Required task
The entries below should be output exactly as written.
§
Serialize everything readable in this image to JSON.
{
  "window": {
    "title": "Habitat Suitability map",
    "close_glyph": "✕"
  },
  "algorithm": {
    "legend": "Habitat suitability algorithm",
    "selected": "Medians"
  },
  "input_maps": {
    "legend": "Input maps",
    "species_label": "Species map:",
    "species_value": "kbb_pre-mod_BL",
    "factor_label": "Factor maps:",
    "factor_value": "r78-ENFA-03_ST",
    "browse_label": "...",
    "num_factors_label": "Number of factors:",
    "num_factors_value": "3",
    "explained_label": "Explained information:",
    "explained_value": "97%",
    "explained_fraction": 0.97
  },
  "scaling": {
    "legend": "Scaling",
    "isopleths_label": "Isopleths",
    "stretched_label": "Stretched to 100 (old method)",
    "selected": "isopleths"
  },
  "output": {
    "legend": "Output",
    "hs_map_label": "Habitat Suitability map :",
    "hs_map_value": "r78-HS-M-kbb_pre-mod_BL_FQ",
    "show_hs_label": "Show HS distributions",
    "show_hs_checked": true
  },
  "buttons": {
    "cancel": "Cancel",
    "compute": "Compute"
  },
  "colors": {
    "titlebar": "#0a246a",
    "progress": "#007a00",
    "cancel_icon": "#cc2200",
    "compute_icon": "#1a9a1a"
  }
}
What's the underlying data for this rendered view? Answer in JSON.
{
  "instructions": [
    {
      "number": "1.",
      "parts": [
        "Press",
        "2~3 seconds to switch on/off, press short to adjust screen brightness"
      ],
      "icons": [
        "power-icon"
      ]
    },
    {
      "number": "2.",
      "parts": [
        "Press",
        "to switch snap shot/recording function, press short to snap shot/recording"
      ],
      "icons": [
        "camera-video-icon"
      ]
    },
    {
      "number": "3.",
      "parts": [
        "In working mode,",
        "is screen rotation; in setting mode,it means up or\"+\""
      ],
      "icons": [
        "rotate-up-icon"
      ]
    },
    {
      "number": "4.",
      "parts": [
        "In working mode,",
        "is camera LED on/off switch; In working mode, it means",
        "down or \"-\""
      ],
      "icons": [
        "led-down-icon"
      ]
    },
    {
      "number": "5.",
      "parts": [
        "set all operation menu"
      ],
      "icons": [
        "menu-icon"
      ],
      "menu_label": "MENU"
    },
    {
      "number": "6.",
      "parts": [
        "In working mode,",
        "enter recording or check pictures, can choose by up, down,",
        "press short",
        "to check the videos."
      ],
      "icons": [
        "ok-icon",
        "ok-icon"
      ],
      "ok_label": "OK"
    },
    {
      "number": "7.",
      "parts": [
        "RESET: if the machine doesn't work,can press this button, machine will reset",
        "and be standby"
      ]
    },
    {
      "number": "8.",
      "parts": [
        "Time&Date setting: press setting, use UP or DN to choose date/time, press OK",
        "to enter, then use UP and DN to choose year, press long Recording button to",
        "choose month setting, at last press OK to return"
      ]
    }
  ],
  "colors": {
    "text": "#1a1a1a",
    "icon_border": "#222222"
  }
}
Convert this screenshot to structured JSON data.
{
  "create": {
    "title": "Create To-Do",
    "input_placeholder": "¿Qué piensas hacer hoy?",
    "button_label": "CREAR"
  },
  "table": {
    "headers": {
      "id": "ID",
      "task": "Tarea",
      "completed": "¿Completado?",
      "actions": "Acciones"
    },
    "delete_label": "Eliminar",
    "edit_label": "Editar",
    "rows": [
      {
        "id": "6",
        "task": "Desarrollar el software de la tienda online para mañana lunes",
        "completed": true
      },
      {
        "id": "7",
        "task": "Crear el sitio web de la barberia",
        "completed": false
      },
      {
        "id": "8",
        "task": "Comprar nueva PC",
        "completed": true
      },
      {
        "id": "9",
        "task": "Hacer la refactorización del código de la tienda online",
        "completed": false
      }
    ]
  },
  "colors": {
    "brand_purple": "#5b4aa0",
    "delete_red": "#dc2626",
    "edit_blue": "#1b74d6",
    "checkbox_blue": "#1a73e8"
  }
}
§
Result of this exercise
Serialize everything readable in this image to JSON.
{
  "window": {
    "title": "Habitat Suitability map",
    "close_glyph": "✕"
  },
  "algorithm": {
    "legend": "Habitat suitability algorithm",
    "selected": "Medians"
  },
  "input_maps": {
    "legend": "Input maps",
    "species_label": "Species map:",
    "species_value": "kbb_pre-mod_BL",
    "factor_label": "Factor maps:",
    "factor_value": "r78-ENFA-03_ST",
    "browse_label": "...",
    "num_factors_label": "Number of factors:",
    "num_factors_value": "3",
    "explained_label": "Explained information:",
    "explained_value": "97%",
    "explained_fraction": 0.97
  },
  "scaling": {
    "legend": "Scaling",
    "isopleths_label": "Isopleths",
    "stretched_label": "Stretched to 100 (old method)",
    "selected": "isopleths"
  },
  "output": {
    "legend": "Output",
    "hs_map_label": "Habitat Suitability map :",
    "hs_map_value": "r78-HS-M-kbb_pre-mod_BL_FQ",
    "show_hs_label": "Show HS distributions",
    "show_hs_checked": true
  },
  "buttons": {
    "cancel": "Cancel",
    "compute": "Compute"
  },
  "colors": {
    "titlebar": "#0a246a",
    "progress": "#007a00",
    "cancel_icon": "#cc2200",
    "compute_icon": "#1a9a1a"
  }
}
What's the underlying data for this rendered view? Answer in JSON.
{
  "instructions": [
    {
      "number": "1.",
      "parts": [
        "Press",
        "2~3 seconds to switch on/off, press short to adjust screen brightness"
      ],
      "icons": [
        "power-icon"
      ]
    },
    {
      "number": "2.",
      "parts": [
        "Press",
        "to switch snap shot/recording function, press short to snap shot/recording"
      ],
      "icons": [
        "camera-video-icon"
      ]
    },
    {
      "number": "3.",
      "parts": [
        "In working mode,",
        "is screen rotation; in setting mode,it means up or\"+\""
      ],
      "icons": [
        "rotate-up-icon"
      ]
    },
    {
      "number": "4.",
      "parts": [
        "In working mode,",
        "is camera LED on/off switch; In working mode, it means",
        "down or \"-\""
      ],
      "icons": [
        "led-down-icon"
      ]
    },
    {
      "number": "5.",
      "parts": [
        "set all operation menu"
      ],
      "icons": [
        "menu-icon"
      ],
      "menu_label": "MENU"
    },
    {
      "number": "6.",
      "parts": [
        "In working mode,",
        "enter recording or check pictures, can choose by up, down,",
        "press short",
        "to check the videos."
      ],
      "icons": [
        "ok-icon",
        "ok-icon"
      ],
      "ok_label": "OK"
    },
    {
      "number": "7.",
      "parts": [
        "RESET: if the machine doesn't work,can press this button, machine will reset",
        "and be standby"
      ]
    },
    {
      "number": "8.",
      "parts": [
        "Time&Date setting: press setting, use UP or DN to choose date/time, press OK",
        "to enter, then use UP and DN to choose year, press long Recording button to",
        "choose month setting, at last press OK to return"
      ]
    }
  ],
  "colors": {
    "text": "#1a1a1a",
    "icon_border": "#222222"
  }
}
Convert this screenshot to structured JSON data.
{
  "create": {
    "title": "Create To-Do",
    "input_placeholder": "¿Qué piensas hacer hoy?",
    "button_label": "CREAR"
  },
  "table": {
    "headers": {
      "id": "ID",
      "task": "Tarea",
      "completed": "¿Completado?",
      "actions": "Acciones"
    },
    "delete_label": "Eliminar",
    "edit_label": "Editar",
    "rows": [
      {
        "id": "6",
        "task": "Desarrollar el software de la tienda online para mañana lunes",
        "completed": true
      },
      {
        "id": "7",
        "task": "Crear el sitio web de la barberia",
        "completed": false
      },
      {
        "id": "8",
        "task": "Comprar nueva PC",
        "completed": true
      },
      {
        "id": "9",
        "task": "Hacer la refactorización del código de la tienda online",
        "completed": false
      }
    ]
  },
  "colors": {
    "brand_purple": "#5b4aa0",
    "delete_red": "#dc2626",
    "edit_blue": "#1b74d6",
    "checkbox_blue": "#1a73e8"
  }
}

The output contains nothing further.